>> Begin Material to process

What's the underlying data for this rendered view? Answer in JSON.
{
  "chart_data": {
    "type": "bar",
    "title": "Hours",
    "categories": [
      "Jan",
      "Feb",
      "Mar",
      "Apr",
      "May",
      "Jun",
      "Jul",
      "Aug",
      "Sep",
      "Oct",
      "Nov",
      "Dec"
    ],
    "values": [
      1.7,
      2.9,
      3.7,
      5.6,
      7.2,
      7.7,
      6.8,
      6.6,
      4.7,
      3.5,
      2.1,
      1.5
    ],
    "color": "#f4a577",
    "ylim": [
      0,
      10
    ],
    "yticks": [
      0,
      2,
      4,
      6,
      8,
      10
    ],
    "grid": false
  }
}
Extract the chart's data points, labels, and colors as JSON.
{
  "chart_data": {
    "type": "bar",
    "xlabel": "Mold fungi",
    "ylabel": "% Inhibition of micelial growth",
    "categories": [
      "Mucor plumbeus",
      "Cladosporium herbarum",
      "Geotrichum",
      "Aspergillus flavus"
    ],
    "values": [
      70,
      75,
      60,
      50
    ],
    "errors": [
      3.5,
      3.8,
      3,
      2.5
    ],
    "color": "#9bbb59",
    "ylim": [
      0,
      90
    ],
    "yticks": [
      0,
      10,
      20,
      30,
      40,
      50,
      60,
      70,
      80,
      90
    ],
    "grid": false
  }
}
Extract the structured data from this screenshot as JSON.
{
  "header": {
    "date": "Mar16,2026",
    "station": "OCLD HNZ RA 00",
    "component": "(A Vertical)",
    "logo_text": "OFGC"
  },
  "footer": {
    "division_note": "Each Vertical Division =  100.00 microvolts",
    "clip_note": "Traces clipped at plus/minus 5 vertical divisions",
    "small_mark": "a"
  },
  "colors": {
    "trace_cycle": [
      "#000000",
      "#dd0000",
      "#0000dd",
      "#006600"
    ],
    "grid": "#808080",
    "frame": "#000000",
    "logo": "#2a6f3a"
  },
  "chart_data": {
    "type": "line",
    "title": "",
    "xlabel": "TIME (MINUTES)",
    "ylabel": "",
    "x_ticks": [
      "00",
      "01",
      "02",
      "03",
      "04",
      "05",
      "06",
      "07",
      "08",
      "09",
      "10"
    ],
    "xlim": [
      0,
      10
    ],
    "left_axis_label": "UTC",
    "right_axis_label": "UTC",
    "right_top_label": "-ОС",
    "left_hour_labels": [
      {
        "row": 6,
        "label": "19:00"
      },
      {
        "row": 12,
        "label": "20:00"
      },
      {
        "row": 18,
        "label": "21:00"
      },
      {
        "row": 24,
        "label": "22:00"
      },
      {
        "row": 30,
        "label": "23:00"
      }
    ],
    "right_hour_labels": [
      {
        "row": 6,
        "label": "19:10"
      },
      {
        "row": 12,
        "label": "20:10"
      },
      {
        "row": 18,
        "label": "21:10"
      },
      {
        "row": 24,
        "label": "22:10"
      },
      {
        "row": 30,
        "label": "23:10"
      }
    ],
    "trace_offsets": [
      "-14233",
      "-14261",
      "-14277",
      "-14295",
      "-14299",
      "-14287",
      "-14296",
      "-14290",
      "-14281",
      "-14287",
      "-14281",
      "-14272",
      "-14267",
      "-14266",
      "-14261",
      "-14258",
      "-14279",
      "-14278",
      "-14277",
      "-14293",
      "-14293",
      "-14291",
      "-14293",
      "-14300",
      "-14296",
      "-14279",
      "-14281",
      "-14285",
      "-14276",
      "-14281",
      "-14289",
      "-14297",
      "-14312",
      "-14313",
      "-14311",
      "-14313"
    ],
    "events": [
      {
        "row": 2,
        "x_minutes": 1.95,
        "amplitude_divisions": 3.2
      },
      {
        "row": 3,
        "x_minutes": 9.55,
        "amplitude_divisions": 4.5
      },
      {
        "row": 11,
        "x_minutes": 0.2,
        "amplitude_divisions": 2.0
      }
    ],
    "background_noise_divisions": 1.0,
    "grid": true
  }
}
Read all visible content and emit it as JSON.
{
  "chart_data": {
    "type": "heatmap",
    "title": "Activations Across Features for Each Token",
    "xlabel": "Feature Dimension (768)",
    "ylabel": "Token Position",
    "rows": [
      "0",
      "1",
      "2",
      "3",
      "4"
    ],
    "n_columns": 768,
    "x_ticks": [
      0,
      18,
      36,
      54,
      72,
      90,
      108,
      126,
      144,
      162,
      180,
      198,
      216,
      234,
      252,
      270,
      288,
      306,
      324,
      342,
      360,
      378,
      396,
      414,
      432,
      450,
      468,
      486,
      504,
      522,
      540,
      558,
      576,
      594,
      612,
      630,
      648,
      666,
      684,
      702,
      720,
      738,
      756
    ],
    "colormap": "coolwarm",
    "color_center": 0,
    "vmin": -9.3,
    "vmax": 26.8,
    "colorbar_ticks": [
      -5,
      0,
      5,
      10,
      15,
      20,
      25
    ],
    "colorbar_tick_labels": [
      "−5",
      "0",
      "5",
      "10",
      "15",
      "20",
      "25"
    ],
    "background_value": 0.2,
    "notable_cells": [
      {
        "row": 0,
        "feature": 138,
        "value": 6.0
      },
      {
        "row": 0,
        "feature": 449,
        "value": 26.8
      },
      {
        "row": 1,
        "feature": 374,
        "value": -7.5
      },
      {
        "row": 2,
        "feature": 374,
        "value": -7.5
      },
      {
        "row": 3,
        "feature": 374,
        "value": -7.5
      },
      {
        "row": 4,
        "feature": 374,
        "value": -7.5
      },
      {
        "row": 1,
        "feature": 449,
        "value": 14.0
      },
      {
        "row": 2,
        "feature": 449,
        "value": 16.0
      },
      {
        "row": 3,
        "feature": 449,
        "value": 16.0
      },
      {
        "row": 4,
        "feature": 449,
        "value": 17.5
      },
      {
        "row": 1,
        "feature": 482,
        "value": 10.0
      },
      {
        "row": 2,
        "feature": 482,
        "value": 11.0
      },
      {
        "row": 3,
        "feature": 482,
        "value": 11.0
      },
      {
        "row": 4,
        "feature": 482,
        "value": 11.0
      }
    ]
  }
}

>> End Material to process

→ **What is needed**
Collect every line with the string "title" from the records, and copy each.

→ **Solution below**
    "title": "Hours",
    "title": "",
    "title": "Activations Across Features for Each Token",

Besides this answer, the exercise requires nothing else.